::: PROVIDED RECORDS

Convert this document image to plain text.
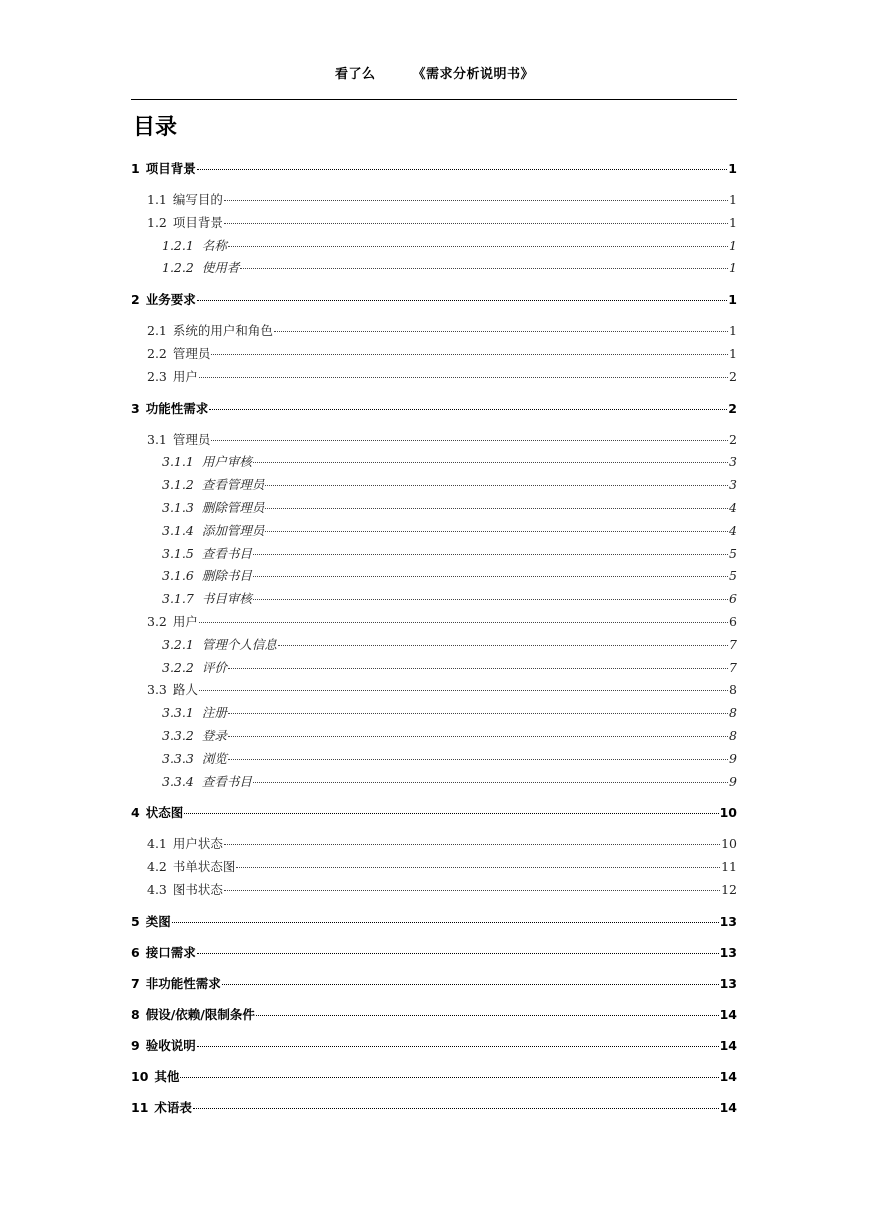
看了么	《需求分析说明书》
目录
1 项目背景	1
1.1 编写目的	1
1.2 项目背景	1
1.2.1 名称	1
1.2.2 使用者	1
2 业务要求	1
2.1 系统的用户和角色	1
2.2 管理员	1
2.3 用户	2
3 功能性需求	2
3.1 管理员	2
3.1.1 用户审核	3
3.1.2 查看管理员	3
3.1.3 删除管理员	4
3.1.4 添加管理员	4
3.1.5 查看书目	5
3.1.6 删除书目	5
3.1.7 书目审核	6
3.2 用户	6
3.2.1 管理个人信息	7
3.2.2 评价	7
3.3 路人	8
3.3.1 注册	8
3.3.2 登录	8
3.3.3 浏览	9
3.3.4 查看书目	9
4 状态图	10
4.1 用户状态	10
4.2 书单状态图	11
4.3 图书状态	12
5 类图	13
6 接口需求	13
7 非功能性需求	13
8 假设/依赖/限制条件	14
9 验收说明	14
10 其他	14
11 术语表	14
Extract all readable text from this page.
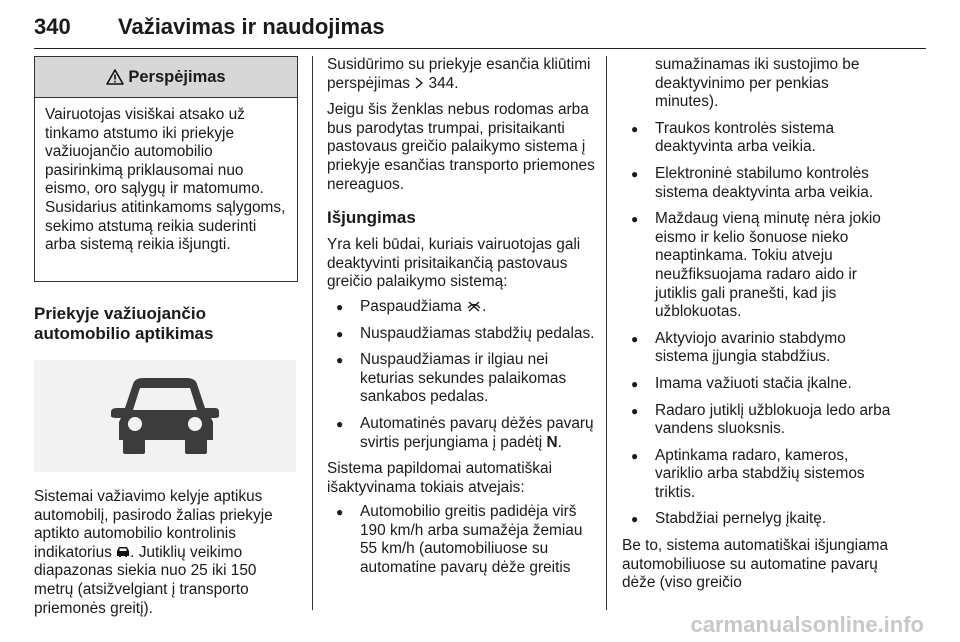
340 Važiavimas ir naudojimas
Perspėjimas
Vairuotojas visiškai atsako už tinkamo atstumo iki priekyje važiuojančio automobilio pasirinkimą priklausomai nuo eismo, oro sąlygų ir matomumo. Susidarius atitinkamoms sąlygoms, sekimo atstumą reikia suderinti arba sistemą reikia išjungti.
Priekyje važiuojančio automobilio aptikimas

Sistemai važiavimo kelyje aptikus automobilį, pasirodo žalias priekyje aptikto automobilio kontrolinis indikatorius . Jutiklių veikimo diapazonas siekia nuo 25 iki 150 metrų (atsižvelgiant į transporto priemonės greitį).

Susidūrimo su priekyje esančia kliūtimi perspėjimas 344.

Jeigu šis ženklas nebus rodomas arba bus parodytas trumpai, prisitaikanti pastovaus greičio palaikymo sistema į priekyje esančias transporto priemones nereaguos.

Išjungimas

Yra keli būdai, kuriais vairuotojas gali deaktyvinti prisitaikančią pastovaus greičio palaikymo sistemą:

● Paspaudžiama .
● Nuspaudžiamas stabdžių pedalas.
● Nuspaudžiamas ir ilgiau nei keturias sekundes palaikomas sankabos pedalas.
● Automatinės pavarų dėžės pavarų svirtis perjungiama į padėtį N.

Sistema papildomai automatiškai išaktyvinama tokiais atvejais:

● Automobilio greitis padidėja virš 190 km/h arba sumažėja žemiau 55 km/h (automobiliuose su automatine pavarų dėže greitis

sumažinamas iki sustojimo be deaktyvinimo per penkias minutes).

● Traukos kontrolės sistema deaktyvinta arba veikia.
● Elektroninė stabilumo kontrolės sistema deaktyvinta arba veikia.
● Maždaug vieną minutę nėra jokio eismo ir kelio šonuose nieko neaptinkama. Tokiu atveju neužfiksuojama radaro aido ir jutiklis gali pranešti, kad jis užblokuotas.
● Aktyviojo avarinio stabdymo sistema įjungia stabdžius.
● Imama važiuoti stačia įkalne.
● Radaro jutiklį užblokuoja ledo arba vandens sluoksnis.
● Aptinkama radaro, kameros, variklio arba stabdžių sistemos triktis.
● Stabdžiai pernelyg įkaitę.

Be to, sistema automatiškai išjungiama automobiliuose su automatine pavarų dėže (viso greičio

carmanualsonline.info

::::::

WRITTEN PROBLEM
Give every line back word for word and leave the pictures out.

FINAL RESULT
Convert this document image to plain text.
看了么	《需求分析说明书》
目录
1 项目背景	1
1.1 编写目的	1
1.2 项目背景	1
1.2.1 名称	1
1.2.2 使用者	1
2 业务要求	1
2.1 系统的用户和角色	1
2.2 管理员	1
2.3 用户	2
3 功能性需求	2
3.1 管理员	2
3.1.1 用户审核	3
3.1.2 查看管理员	3
3.1.3 删除管理员	4
3.1.4 添加管理员	4
3.1.5 查看书目	5
3.1.6 删除书目	5
3.1.7 书目审核	6
3.2 用户	6
3.2.1 管理个人信息	7
3.2.2 评价	7
3.3 路人	8
3.3.1 注册	8
3.3.2 登录	8
3.3.3 浏览	9
3.3.4 查看书目	9
4 状态图	10
4.1 用户状态	10
4.2 书单状态图	11
4.3 图书状态	12
5 类图	13
6 接口需求	13
7 非功能性需求	13
8 假设/依赖/限制条件	14
9 验收说明	14
10 其他	14
11 术语表	14
Extract all readable text from this page.
340 Važiavimas ir naudojimas
Perspėjimas
Vairuotojas visiškai atsako už tinkamo atstumo iki priekyje važiuojančio automobilio pasirinkimą priklausomai nuo eismo, oro sąlygų ir matomumo. Susidarius atitinkamoms sąlygoms, sekimo atstumą reikia suderinti arba sistemą reikia išjungti.
Priekyje važiuojančio automobilio aptikimas

Sistemai važiavimo kelyje aptikus automobilį, pasirodo žalias priekyje aptikto automobilio kontrolinis indikatorius . Jutiklių veikimo diapazonas siekia nuo 25 iki 150 metrų (atsižvelgiant į transporto priemonės greitį).

Susidūrimo su priekyje esančia kliūtimi perspėjimas 344.

Jeigu šis ženklas nebus rodomas arba bus parodytas trumpai, prisitaikanti pastovaus greičio palaikymo sistema į priekyje esančias transporto priemones nereaguos.

Išjungimas

Yra keli būdai, kuriais vairuotojas gali deaktyvinti prisitaikančią pastovaus greičio palaikymo sistemą:

● Paspaudžiama .
● Nuspaudžiamas stabdžių pedalas.
● Nuspaudžiamas ir ilgiau nei keturias sekundes palaikomas sankabos pedalas.
● Automatinės pavarų dėžės pavarų svirtis perjungiama į padėtį N.

Sistema papildomai automatiškai išaktyvinama tokiais atvejais:

● Automobilio greitis padidėja virš 190 km/h arba sumažėja žemiau 55 km/h (automobiliuose su automatine pavarų dėže greitis

sumažinamas iki sustojimo be deaktyvinimo per penkias minutes).

● Traukos kontrolės sistema deaktyvinta arba veikia.
● Elektroninė stabilumo kontrolės sistema deaktyvinta arba veikia.
● Maždaug vieną minutę nėra jokio eismo ir kelio šonuose nieko neaptinkama. Tokiu atveju neužfiksuojama radaro aido ir jutiklis gali pranešti, kad jis užblokuotas.
● Aktyviojo avarinio stabdymo sistema įjungia stabdžius.
● Imama važiuoti stačia įkalne.
● Radaro jutiklį užblokuoja ledo arba vandens sluoksnis.
● Aptinkama radaro, kameros, variklio arba stabdžių sistemos triktis.
● Stabdžiai pernelyg įkaitę.

Be to, sistema automatiškai išjungiama automobiliuose su automatine pavarų dėže (viso greičio

carmanualsonline.info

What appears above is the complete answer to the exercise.